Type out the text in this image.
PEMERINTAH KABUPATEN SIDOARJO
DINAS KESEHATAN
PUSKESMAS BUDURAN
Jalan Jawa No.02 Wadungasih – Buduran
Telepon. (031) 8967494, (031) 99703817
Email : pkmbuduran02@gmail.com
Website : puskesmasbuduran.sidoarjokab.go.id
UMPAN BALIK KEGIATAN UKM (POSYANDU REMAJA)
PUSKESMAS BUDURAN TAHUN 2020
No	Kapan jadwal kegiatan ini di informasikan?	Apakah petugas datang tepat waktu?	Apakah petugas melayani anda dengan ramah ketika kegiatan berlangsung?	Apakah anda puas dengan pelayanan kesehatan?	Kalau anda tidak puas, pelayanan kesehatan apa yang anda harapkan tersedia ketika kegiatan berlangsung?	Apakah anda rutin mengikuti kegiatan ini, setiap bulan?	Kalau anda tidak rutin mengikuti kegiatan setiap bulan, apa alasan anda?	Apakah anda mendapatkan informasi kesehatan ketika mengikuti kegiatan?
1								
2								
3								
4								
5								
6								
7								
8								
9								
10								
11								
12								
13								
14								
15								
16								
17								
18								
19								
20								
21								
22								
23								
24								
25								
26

==

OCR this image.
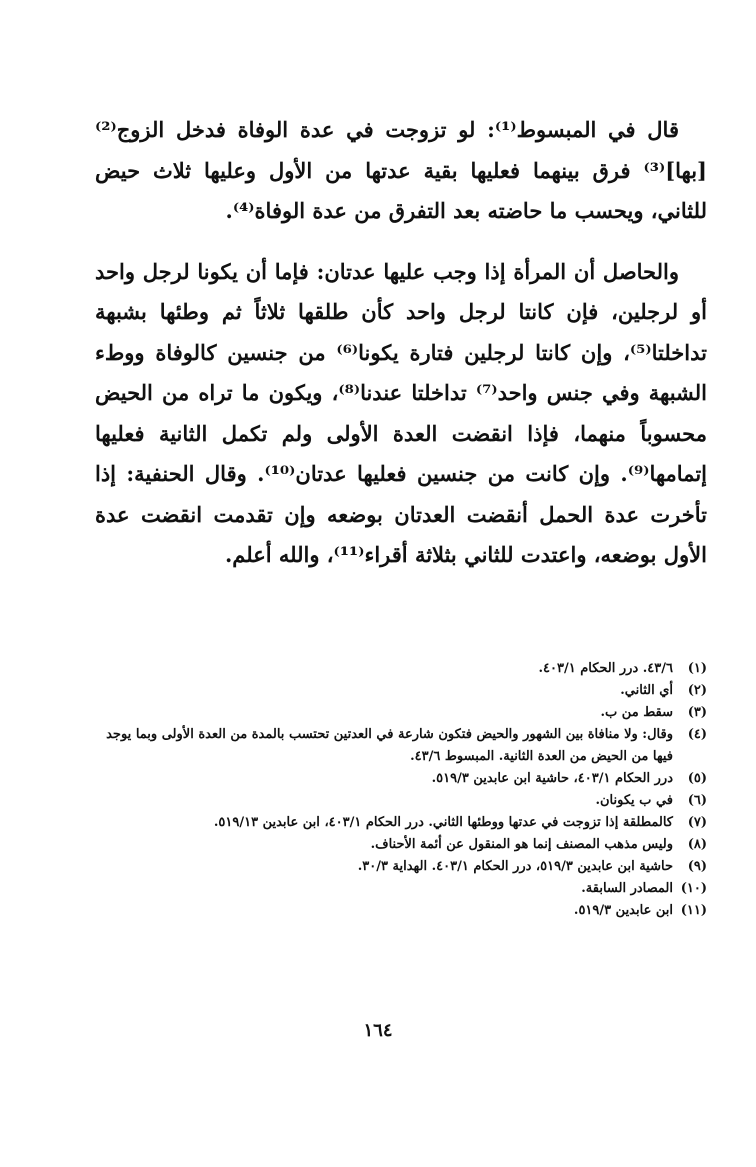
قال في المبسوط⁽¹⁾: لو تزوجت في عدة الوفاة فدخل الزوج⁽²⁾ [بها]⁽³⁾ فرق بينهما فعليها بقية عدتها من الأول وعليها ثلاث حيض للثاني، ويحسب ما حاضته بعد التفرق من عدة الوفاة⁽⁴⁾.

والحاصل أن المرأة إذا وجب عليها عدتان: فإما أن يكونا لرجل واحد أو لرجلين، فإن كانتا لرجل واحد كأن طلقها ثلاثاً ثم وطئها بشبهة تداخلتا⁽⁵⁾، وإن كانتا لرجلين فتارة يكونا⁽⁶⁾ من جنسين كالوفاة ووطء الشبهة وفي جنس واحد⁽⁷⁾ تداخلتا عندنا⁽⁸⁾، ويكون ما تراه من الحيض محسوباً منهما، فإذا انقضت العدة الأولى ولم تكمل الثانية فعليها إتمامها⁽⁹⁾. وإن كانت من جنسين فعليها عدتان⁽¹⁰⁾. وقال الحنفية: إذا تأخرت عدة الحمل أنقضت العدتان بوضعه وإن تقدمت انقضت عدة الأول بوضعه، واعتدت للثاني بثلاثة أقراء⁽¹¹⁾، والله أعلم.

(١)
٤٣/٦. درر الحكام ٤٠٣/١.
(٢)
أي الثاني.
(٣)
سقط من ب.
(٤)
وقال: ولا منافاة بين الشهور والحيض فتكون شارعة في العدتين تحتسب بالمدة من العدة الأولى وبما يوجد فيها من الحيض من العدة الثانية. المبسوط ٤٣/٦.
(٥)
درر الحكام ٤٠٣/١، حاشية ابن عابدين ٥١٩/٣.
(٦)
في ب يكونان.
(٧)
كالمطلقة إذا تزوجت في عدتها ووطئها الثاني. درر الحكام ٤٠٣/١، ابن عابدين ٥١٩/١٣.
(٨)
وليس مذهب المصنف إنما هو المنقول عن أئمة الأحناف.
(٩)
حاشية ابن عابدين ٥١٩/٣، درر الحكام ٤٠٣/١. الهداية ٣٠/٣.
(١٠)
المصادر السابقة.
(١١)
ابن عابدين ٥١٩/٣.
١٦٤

# What this task involves:
How many of the lines above include the string "عدتها"? Answer with the number only.

# Result below:
2